◆ **Data supplied**:

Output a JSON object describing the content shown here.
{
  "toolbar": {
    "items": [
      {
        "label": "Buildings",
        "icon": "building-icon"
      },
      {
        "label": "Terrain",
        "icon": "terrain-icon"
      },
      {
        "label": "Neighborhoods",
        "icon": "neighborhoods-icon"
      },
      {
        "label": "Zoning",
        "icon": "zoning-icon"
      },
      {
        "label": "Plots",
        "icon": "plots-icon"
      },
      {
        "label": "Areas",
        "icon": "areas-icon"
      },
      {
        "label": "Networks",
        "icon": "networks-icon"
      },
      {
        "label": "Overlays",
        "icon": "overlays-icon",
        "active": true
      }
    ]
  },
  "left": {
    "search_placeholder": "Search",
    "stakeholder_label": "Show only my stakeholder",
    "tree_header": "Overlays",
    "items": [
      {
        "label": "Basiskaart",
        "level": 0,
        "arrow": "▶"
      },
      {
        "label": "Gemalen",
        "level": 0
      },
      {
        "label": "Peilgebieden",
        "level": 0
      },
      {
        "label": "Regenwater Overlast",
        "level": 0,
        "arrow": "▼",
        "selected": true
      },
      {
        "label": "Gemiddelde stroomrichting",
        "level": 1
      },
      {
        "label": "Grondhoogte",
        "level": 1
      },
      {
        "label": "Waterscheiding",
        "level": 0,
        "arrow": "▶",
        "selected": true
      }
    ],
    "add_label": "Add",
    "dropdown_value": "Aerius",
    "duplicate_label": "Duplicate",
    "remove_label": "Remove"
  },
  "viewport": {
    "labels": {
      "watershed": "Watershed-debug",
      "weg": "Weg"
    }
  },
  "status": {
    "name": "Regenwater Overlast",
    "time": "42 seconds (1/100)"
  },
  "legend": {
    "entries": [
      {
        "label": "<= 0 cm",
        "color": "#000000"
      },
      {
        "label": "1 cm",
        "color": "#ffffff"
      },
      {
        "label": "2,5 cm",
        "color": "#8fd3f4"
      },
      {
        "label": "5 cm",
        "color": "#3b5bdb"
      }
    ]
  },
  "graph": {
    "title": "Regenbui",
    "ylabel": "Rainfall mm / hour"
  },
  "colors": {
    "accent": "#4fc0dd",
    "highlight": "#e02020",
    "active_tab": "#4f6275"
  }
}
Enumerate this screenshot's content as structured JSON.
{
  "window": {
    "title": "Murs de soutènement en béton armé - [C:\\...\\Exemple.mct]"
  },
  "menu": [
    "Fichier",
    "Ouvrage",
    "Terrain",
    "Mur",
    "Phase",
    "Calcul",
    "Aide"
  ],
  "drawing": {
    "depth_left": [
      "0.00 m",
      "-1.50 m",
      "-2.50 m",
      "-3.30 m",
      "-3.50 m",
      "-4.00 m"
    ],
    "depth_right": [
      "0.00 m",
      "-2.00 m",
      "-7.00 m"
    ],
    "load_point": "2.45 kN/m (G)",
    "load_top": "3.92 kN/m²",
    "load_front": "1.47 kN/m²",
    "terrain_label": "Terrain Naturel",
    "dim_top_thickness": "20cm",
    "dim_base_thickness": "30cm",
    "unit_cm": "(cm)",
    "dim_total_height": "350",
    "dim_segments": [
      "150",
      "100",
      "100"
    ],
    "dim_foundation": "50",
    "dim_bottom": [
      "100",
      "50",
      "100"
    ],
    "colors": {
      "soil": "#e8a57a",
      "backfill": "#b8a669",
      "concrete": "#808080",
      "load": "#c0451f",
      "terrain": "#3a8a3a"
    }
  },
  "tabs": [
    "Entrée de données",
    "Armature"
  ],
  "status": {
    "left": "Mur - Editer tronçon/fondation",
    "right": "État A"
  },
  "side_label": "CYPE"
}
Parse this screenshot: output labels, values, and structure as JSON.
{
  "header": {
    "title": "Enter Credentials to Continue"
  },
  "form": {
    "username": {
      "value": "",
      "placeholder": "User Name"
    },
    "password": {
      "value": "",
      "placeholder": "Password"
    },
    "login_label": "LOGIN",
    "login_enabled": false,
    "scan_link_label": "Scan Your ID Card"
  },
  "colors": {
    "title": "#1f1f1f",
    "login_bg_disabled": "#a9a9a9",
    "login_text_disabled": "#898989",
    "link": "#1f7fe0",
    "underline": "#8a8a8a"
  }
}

◆ **Prompt**: Reproduce the entries above exactly.

◆ **Task output**:
Output a JSON object describing the content shown here.
{
  "toolbar": {
    "items": [
      {
        "label": "Buildings",
        "icon": "building-icon"
      },
      {
        "label": "Terrain",
        "icon": "terrain-icon"
      },
      {
        "label": "Neighborhoods",
        "icon": "neighborhoods-icon"
      },
      {
        "label": "Zoning",
        "icon": "zoning-icon"
      },
      {
        "label": "Plots",
        "icon": "plots-icon"
      },
      {
        "label": "Areas",
        "icon": "areas-icon"
      },
      {
        "label": "Networks",
        "icon": "networks-icon"
      },
      {
        "label": "Overlays",
        "icon": "overlays-icon",
        "active": true
      }
    ]
  },
  "left": {
    "search_placeholder": "Search",
    "stakeholder_label": "Show only my stakeholder",
    "tree_header": "Overlays",
    "items": [
      {
        "label": "Basiskaart",
        "level": 0,
        "arrow": "▶"
      },
      {
        "label": "Gemalen",
        "level": 0
      },
      {
        "label": "Peilgebieden",
        "level": 0
      },
      {
        "label": "Regenwater Overlast",
        "level": 0,
        "arrow": "▼",
        "selected": true
      },
      {
        "label": "Gemiddelde stroomrichting",
        "level": 1
      },
      {
        "label": "Grondhoogte",
        "level": 1
      },
      {
        "label": "Waterscheiding",
        "level": 0,
        "arrow": "▶",
        "selected": true
      }
    ],
    "add_label": "Add",
    "dropdown_value": "Aerius",
    "duplicate_label": "Duplicate",
    "remove_label": "Remove"
  },
  "viewport": {
    "labels": {
      "watershed": "Watershed-debug",
      "weg": "Weg"
    }
  },
  "status": {
    "name": "Regenwater Overlast",
    "time": "42 seconds (1/100)"
  },
  "legend": {
    "entries": [
      {
        "label": "<= 0 cm",
        "color": "#000000"
      },
      {
        "label": "1 cm",
        "color": "#ffffff"
      },
      {
        "label": "2,5 cm",
        "color": "#8fd3f4"
      },
      {
        "label": "5 cm",
        "color": "#3b5bdb"
      }
    ]
  },
  "graph": {
    "title": "Regenbui",
    "ylabel": "Rainfall mm / hour"
  },
  "colors": {
    "accent": "#4fc0dd",
    "highlight": "#e02020",
    "active_tab": "#4f6275"
  }
}
Enumerate this screenshot's content as structured JSON.
{
  "window": {
    "title": "Murs de soutènement en béton armé - [C:\\...\\Exemple.mct]"
  },
  "menu": [
    "Fichier",
    "Ouvrage",
    "Terrain",
    "Mur",
    "Phase",
    "Calcul",
    "Aide"
  ],
  "drawing": {
    "depth_left": [
      "0.00 m",
      "-1.50 m",
      "-2.50 m",
      "-3.30 m",
      "-3.50 m",
      "-4.00 m"
    ],
    "depth_right": [
      "0.00 m",
      "-2.00 m",
      "-7.00 m"
    ],
    "load_point": "2.45 kN/m (G)",
    "load_top": "3.92 kN/m²",
    "load_front": "1.47 kN/m²",
    "terrain_label": "Terrain Naturel",
    "dim_top_thickness": "20cm",
    "dim_base_thickness": "30cm",
    "unit_cm": "(cm)",
    "dim_total_height": "350",
    "dim_segments": [
      "150",
      "100",
      "100"
    ],
    "dim_foundation": "50",
    "dim_bottom": [
      "100",
      "50",
      "100"
    ],
    "colors": {
      "soil": "#e8a57a",
      "backfill": "#b8a669",
      "concrete": "#808080",
      "load": "#c0451f",
      "terrain": "#3a8a3a"
    }
  },
  "tabs": [
    "Entrée de données",
    "Armature"
  ],
  "status": {
    "left": "Mur - Editer tronçon/fondation",
    "right": "État A"
  },
  "side_label": "CYPE"
}
Parse this screenshot: output labels, values, and structure as JSON.
{
  "header": {
    "title": "Enter Credentials to Continue"
  },
  "form": {
    "username": {
      "value": "",
      "placeholder": "User Name"
    },
    "password": {
      "value": "",
      "placeholder": "Password"
    },
    "login_label": "LOGIN",
    "login_enabled": false,
    "scan_link_label": "Scan Your ID Card"
  },
  "colors": {
    "title": "#1f1f1f",
    "login_bg_disabled": "#a9a9a9",
    "login_text_disabled": "#898989",
    "link": "#1f7fe0",
    "underline": "#8a8a8a"
  }
}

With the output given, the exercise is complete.